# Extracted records

◆ ◆ ◆

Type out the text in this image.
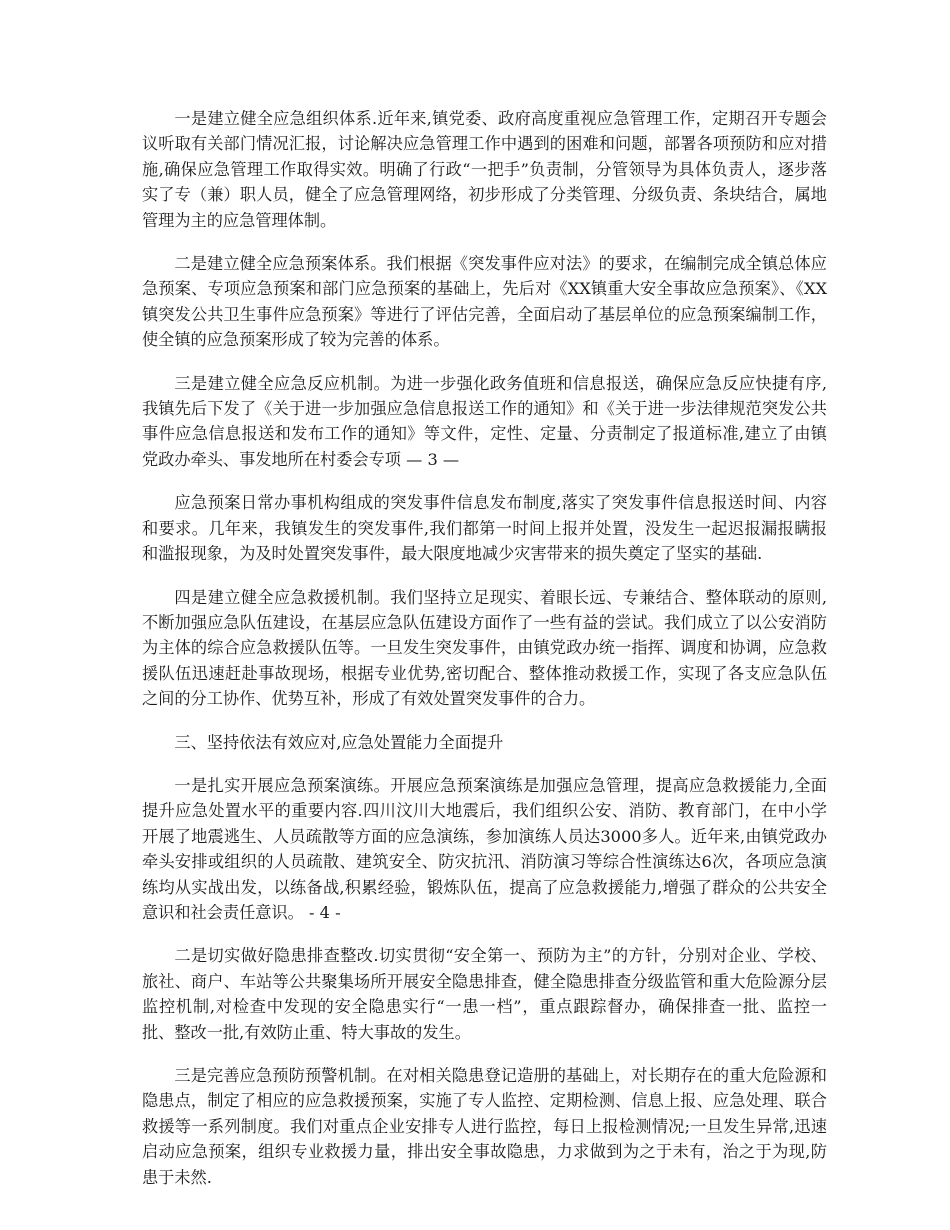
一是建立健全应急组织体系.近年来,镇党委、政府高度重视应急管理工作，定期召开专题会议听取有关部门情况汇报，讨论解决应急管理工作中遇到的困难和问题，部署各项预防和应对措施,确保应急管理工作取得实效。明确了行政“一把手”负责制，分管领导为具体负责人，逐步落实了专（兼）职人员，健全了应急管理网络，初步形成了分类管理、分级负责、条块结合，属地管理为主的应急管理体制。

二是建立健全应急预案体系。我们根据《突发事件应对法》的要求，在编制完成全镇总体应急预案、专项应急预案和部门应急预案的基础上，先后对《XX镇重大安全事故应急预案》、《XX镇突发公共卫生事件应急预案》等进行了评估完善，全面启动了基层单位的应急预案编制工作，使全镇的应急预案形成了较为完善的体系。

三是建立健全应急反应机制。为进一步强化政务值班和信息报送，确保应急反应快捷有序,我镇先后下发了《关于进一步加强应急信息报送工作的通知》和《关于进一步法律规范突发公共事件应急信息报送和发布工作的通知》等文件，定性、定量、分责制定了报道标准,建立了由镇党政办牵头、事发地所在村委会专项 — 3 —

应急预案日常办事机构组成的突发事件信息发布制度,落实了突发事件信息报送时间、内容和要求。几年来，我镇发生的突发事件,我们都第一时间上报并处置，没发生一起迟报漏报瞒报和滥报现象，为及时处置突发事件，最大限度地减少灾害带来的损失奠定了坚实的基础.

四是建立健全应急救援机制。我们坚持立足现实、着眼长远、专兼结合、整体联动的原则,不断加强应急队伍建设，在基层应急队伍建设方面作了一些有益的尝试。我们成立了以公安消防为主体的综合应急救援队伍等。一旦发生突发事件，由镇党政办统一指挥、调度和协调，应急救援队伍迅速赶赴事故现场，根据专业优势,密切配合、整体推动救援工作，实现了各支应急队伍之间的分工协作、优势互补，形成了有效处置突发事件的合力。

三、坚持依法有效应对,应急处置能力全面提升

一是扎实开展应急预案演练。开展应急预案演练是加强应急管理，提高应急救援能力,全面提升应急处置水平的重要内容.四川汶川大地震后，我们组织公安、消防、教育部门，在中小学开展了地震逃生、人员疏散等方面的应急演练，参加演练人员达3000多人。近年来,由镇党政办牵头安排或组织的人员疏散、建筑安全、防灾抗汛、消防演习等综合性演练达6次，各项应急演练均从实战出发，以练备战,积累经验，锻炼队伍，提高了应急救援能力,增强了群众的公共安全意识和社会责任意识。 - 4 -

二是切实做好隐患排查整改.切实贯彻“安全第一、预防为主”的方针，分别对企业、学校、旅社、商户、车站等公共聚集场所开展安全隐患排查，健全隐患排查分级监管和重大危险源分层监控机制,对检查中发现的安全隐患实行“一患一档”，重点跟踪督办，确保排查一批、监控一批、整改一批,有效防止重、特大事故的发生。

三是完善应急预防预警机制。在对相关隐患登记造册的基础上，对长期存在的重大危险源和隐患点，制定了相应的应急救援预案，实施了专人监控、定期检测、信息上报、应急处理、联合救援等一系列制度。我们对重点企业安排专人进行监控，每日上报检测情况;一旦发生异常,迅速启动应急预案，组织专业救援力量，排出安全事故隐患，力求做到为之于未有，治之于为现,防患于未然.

◆ ◆ ◆

# Given task
Your copy should match the records word for word, with the pictures removed.

# Exercise output
Type out the text in this image.
一是建立健全应急组织体系.近年来,镇党委、政府高度重视应急管理工作，定期召开专题会议听取有关部门情况汇报，讨论解决应急管理工作中遇到的困难和问题，部署各项预防和应对措施,确保应急管理工作取得实效。明确了行政“一把手”负责制，分管领导为具体负责人，逐步落实了专（兼）职人员，健全了应急管理网络，初步形成了分类管理、分级负责、条块结合，属地管理为主的应急管理体制。

二是建立健全应急预案体系。我们根据《突发事件应对法》的要求，在编制完成全镇总体应急预案、专项应急预案和部门应急预案的基础上，先后对《XX镇重大安全事故应急预案》、《XX镇突发公共卫生事件应急预案》等进行了评估完善，全面启动了基层单位的应急预案编制工作，使全镇的应急预案形成了较为完善的体系。

三是建立健全应急反应机制。为进一步强化政务值班和信息报送，确保应急反应快捷有序,我镇先后下发了《关于进一步加强应急信息报送工作的通知》和《关于进一步法律规范突发公共事件应急信息报送和发布工作的通知》等文件，定性、定量、分责制定了报道标准,建立了由镇党政办牵头、事发地所在村委会专项 — 3 —

应急预案日常办事机构组成的突发事件信息发布制度,落实了突发事件信息报送时间、内容和要求。几年来，我镇发生的突发事件,我们都第一时间上报并处置，没发生一起迟报漏报瞒报和滥报现象，为及时处置突发事件，最大限度地减少灾害带来的损失奠定了坚实的基础.

四是建立健全应急救援机制。我们坚持立足现实、着眼长远、专兼结合、整体联动的原则,不断加强应急队伍建设，在基层应急队伍建设方面作了一些有益的尝试。我们成立了以公安消防为主体的综合应急救援队伍等。一旦发生突发事件，由镇党政办统一指挥、调度和协调，应急救援队伍迅速赶赴事故现场，根据专业优势,密切配合、整体推动救援工作，实现了各支应急队伍之间的分工协作、优势互补，形成了有效处置突发事件的合力。

三、坚持依法有效应对,应急处置能力全面提升

一是扎实开展应急预案演练。开展应急预案演练是加强应急管理，提高应急救援能力,全面提升应急处置水平的重要内容.四川汶川大地震后，我们组织公安、消防、教育部门，在中小学开展了地震逃生、人员疏散等方面的应急演练，参加演练人员达3000多人。近年来,由镇党政办牵头安排或组织的人员疏散、建筑安全、防灾抗汛、消防演习等综合性演练达6次，各项应急演练均从实战出发，以练备战,积累经验，锻炼队伍，提高了应急救援能力,增强了群众的公共安全意识和社会责任意识。 - 4 -

二是切实做好隐患排查整改.切实贯彻“安全第一、预防为主”的方针，分别对企业、学校、旅社、商户、车站等公共聚集场所开展安全隐患排查，健全隐患排查分级监管和重大危险源分层监控机制,对检查中发现的安全隐患实行“一患一档”，重点跟踪督办，确保排查一批、监控一批、整改一批,有效防止重、特大事故的发生。

三是完善应急预防预警机制。在对相关隐患登记造册的基础上，对长期存在的重大危险源和隐患点，制定了相应的应急救援预案，实施了专人监控、定期检测、信息上报、应急处理、联合救援等一系列制度。我们对重点企业安排专人进行监控，每日上报检测情况;一旦发生异常,迅速启动应急预案，组织专业救援力量，排出安全事故隐患，力求做到为之于未有，治之于为现,防患于未然.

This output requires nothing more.